[Items from a data source]
══════════

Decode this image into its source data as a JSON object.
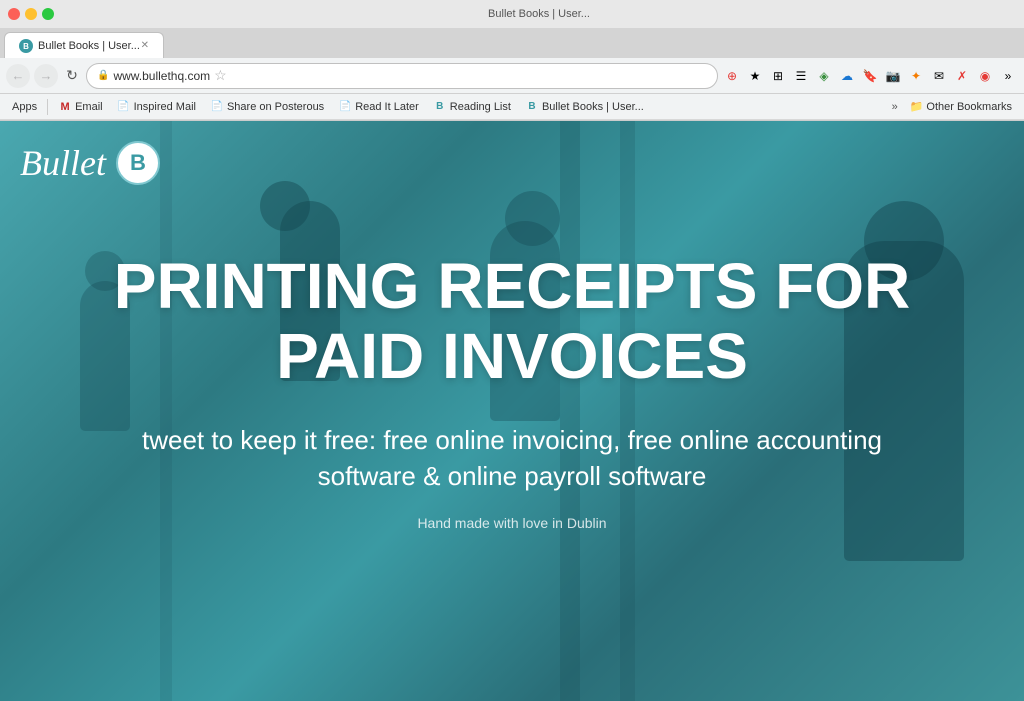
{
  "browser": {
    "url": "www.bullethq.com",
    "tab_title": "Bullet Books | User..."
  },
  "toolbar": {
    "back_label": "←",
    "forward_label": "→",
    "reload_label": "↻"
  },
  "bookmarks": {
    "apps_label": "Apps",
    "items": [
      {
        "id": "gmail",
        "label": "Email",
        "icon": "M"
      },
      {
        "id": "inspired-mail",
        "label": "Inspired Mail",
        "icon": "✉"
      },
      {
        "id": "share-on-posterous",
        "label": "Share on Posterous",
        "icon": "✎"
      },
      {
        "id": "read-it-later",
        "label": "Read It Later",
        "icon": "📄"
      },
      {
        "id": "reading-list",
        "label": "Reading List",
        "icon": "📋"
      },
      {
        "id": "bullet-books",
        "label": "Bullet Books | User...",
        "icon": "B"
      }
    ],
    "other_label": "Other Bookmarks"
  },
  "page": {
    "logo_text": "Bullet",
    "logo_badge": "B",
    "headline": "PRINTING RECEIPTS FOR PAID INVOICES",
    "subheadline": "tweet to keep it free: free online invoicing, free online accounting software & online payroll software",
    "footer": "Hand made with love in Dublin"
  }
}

══════════

All of the records above must be copied exactly, except for the pictures.

Exercise response:
Decode this image into its source data as a JSON object.
{
  "browser": {
    "url": "www.bullethq.com",
    "tab_title": "Bullet Books | User..."
  },
  "toolbar": {
    "back_label": "←",
    "forward_label": "→",
    "reload_label": "↻"
  },
  "bookmarks": {
    "apps_label": "Apps",
    "items": [
      {
        "id": "gmail",
        "label": "Email",
        "icon": "M"
      },
      {
        "id": "inspired-mail",
        "label": "Inspired Mail",
        "icon": "✉"
      },
      {
        "id": "share-on-posterous",
        "label": "Share on Posterous",
        "icon": "✎"
      },
      {
        "id": "read-it-later",
        "label": "Read It Later",
        "icon": "📄"
      },
      {
        "id": "reading-list",
        "label": "Reading List",
        "icon": "📋"
      },
      {
        "id": "bullet-books",
        "label": "Bullet Books | User...",
        "icon": "B"
      }
    ],
    "other_label": "Other Bookmarks"
  },
  "page": {
    "logo_text": "Bullet",
    "logo_badge": "B",
    "headline": "PRINTING RECEIPTS FOR PAID INVOICES",
    "subheadline": "tweet to keep it free: free online invoicing, free online accounting software & online payroll software",
    "footer": "Hand made with love in Dublin"
  }
}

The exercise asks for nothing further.